**STATED EXERCISE 1**
In the code excerpt below, what do the numerical input routines never absorb?

————————

Yup.  Try this.  If you want longs, do some type changes.  You can
also modify to read from strings if really needed.

/* ------------------------------------------------- *
 * File txtinput.c                                   *
 * ------------------------------------------------- */

#include <limits.h>   /* xxxx_MAX, xxxx_MIN */
#include <ctype.h>    /* isdigit, isblank, isspace */
#include <stdio.h>    /* FILE, getc, ungetc */
#include "txtinput.h"

/* For licensing restrictions (GPL) see readme.txt in:
 *    <http://cbfalconer.home.att.net/download/txtio.zip>
 *
 * These stream input routines are written so that simple
 * conditionals can be used:
 *
 *      if (readxint(&myint, stdin)) {
 *         do_error_recovery; normally_abort_to_somewhere;
 *      }
 *      else {
 *         do_normal_things; usually_much_longer_than_bad_case;
 *      }
 *
 * They allow overflow detection, and permit other routines to
 * detect the character that terminated a numerical field. No
 * string storage is required, thus there is no limitation on
 * the length of input fields.  For example, a number entered
 * with a string of 1000 leading zeroes will not annoy these.
 *
 * The numerical input routines *NEVER* absorb a terminating
 * char (including '\n').  Thus a sequence such as:
 *
 *      err = readxint(&myint, stdin);
 *      flushln(stdin);
 *
 * will always consume complete lines, and after execution of
 * readxint a further getc (or fgetc) will return the character
 * that terminated the numeric field.
 *
 * They are also re-entrant, subject to the limitations of file
 * systems.  e.g interrupting readxint(v, stdin) operation with
 * a call to readxwd(wd, stdin) would not be well defined, if
 * the same stdin is being used for both calls.  If ungetc is
 * interruptible the run-time system is broken.

————————

**STATED EXERCISE 2**
Please output the rows below, from the first row through the row containing "data-point: [288, 1007, 299, 1018]", with both ends included.

**PROVIDED DATA**
————————

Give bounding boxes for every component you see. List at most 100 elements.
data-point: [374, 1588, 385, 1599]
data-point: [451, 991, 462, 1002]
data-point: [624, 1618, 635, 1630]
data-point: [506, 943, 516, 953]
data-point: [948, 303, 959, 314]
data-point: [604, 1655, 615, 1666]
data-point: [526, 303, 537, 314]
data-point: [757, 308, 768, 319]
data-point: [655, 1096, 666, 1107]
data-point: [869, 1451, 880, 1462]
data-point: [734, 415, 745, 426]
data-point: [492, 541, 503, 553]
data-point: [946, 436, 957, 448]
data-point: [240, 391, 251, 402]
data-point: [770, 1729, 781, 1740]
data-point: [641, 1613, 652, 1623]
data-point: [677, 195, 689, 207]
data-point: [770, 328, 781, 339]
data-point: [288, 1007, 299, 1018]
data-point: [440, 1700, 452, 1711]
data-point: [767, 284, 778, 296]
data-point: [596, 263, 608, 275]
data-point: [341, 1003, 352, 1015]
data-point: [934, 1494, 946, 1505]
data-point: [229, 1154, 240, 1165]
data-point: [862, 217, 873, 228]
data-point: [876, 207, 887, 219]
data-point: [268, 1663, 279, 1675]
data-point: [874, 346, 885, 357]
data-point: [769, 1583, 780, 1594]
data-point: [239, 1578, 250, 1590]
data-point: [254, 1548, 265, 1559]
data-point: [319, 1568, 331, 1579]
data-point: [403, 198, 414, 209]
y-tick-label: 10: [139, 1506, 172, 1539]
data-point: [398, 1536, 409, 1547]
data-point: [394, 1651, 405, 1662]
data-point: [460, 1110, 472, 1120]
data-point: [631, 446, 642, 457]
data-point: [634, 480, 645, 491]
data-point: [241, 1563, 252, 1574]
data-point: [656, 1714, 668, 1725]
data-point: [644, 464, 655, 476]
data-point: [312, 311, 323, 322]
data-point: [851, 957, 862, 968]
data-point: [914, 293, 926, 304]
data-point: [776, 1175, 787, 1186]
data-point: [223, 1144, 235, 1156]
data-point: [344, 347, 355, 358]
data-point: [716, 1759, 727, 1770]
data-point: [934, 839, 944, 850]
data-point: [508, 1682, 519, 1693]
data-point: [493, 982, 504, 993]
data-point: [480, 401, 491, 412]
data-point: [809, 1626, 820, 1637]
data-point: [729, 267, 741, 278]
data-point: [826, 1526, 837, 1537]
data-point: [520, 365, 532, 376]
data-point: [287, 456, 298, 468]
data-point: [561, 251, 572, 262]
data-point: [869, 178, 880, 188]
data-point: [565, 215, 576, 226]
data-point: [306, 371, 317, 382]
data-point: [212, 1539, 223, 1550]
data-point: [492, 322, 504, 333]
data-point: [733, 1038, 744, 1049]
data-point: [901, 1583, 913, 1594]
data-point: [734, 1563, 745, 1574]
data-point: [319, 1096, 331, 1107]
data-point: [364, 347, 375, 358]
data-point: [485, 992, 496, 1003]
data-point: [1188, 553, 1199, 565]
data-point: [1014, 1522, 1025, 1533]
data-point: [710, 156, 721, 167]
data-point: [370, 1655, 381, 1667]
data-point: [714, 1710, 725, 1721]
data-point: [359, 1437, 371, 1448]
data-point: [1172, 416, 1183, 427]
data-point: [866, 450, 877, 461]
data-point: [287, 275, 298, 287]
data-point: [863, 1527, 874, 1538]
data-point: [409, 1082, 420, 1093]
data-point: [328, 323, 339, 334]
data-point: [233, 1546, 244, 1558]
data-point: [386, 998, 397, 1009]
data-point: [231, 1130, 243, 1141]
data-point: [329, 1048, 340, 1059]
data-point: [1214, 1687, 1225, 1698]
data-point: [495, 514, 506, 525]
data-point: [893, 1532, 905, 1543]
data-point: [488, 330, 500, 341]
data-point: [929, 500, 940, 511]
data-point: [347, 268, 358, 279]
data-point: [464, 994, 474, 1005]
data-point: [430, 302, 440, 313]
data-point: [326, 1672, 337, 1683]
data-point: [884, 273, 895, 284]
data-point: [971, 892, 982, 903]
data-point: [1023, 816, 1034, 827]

————————

**EXERCISE OUTPUT 1**
A terminating character, including '\n'.

**EXERCISE OUTPUT 2**
Give bounding boxes for every component you see. List at most 100 elements.
data-point: [374, 1588, 385, 1599]
data-point: [451, 991, 462, 1002]
data-point: [624, 1618, 635, 1630]
data-point: [506, 943, 516, 953]
data-point: [948, 303, 959, 314]
data-point: [604, 1655, 615, 1666]
data-point: [526, 303, 537, 314]
data-point: [757, 308, 768, 319]
data-point: [655, 1096, 666, 1107]
data-point: [869, 1451, 880, 1462]
data-point: [734, 415, 745, 426]
data-point: [492, 541, 503, 553]
data-point: [946, 436, 957, 448]
data-point: [240, 391, 251, 402]
data-point: [770, 1729, 781, 1740]
data-point: [641, 1613, 652, 1623]
data-point: [677, 195, 689, 207]
data-point: [770, 328, 781, 339]
data-point: [288, 1007, 299, 1018]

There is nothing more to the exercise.